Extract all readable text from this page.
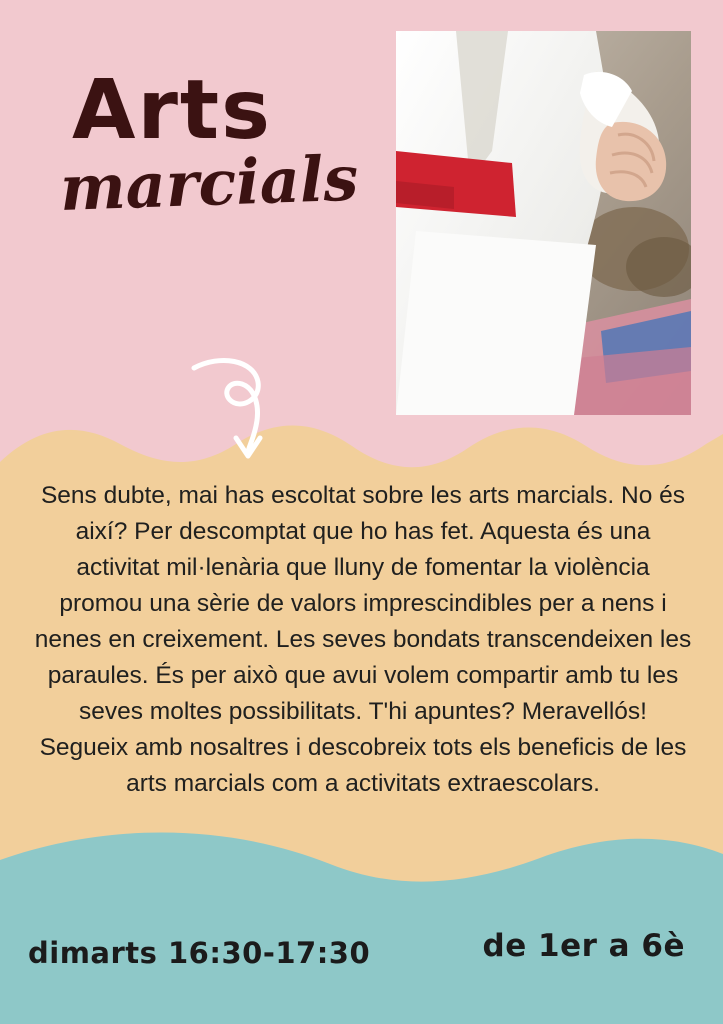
Arts
marcials
Sens dubte, mai has escoltat sobre les arts marcials. No és així? Per descomptat que ho has fet. Aquesta és una activitat mil·lenària que lluny de fomentar la violència promou una sèrie de valors imprescindibles per a nens i nenes en creixement. Les seves bondats transcendeixen les paraules. És per això que avui volem compartir amb tu les seves moltes possibilitats. T'hi apuntes? Meravellós! Segueix amb nosaltres i descobreix tots els beneficis de les arts marcials com a activitats extraescolars.
dimarts 16:30-17:30	de 1er a 6è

* Task requirements
The pictures should not appear in the copy; every other part of the records above must be returned exactly.

* Answer to this exercise
Extract all readable text from this page.
Arts
marcials
Sens dubte, mai has escoltat sobre les arts marcials. No és així? Per descomptat que ho has fet. Aquesta és una activitat mil·lenària que lluny de fomentar la violència promou una sèrie de valors imprescindibles per a nens i nenes en creixement. Les seves bondats transcendeixen les paraules. És per això que avui volem compartir amb tu les seves moltes possibilitats. T'hi apuntes? Meravellós! Segueix amb nosaltres i descobreix tots els beneficis de les arts marcials com a activitats extraescolars.
dimarts 16:30-17:30	de 1er a 6è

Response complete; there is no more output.